Where a line contains the word "تاريخ", copy that line.

═══

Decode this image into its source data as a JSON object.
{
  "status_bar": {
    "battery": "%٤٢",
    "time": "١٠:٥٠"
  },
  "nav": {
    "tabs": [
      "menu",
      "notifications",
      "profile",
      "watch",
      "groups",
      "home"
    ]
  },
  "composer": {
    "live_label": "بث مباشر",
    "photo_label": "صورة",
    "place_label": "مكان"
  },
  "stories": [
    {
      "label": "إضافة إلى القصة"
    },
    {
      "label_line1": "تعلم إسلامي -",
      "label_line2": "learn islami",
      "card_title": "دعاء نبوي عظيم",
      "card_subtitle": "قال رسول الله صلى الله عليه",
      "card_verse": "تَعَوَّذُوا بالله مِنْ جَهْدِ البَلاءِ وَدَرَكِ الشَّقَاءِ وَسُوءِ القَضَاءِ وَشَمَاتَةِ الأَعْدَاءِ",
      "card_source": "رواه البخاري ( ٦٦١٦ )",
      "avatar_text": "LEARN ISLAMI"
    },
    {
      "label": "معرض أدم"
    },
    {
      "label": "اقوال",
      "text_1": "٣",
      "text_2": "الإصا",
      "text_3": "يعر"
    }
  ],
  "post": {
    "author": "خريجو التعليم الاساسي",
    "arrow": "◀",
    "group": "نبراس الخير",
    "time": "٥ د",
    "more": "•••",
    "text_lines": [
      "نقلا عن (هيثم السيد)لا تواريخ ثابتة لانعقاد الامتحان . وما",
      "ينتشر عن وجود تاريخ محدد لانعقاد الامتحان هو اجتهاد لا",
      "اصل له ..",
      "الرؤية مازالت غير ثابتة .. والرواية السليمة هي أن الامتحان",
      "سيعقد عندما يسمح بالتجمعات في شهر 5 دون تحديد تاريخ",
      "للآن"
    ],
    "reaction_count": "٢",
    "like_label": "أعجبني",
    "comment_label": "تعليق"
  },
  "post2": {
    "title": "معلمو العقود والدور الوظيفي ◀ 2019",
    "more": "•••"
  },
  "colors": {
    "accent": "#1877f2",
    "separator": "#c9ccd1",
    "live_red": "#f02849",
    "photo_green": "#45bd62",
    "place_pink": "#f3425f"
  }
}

═══

# Output below:
      "ينتشر عن وجود تاريخ محدد لانعقاد الامتحان هو اجتهاد لا",
      "سيعقد عندما يسمح بالتجمعات في شهر 5 دون تحديد تاريخ",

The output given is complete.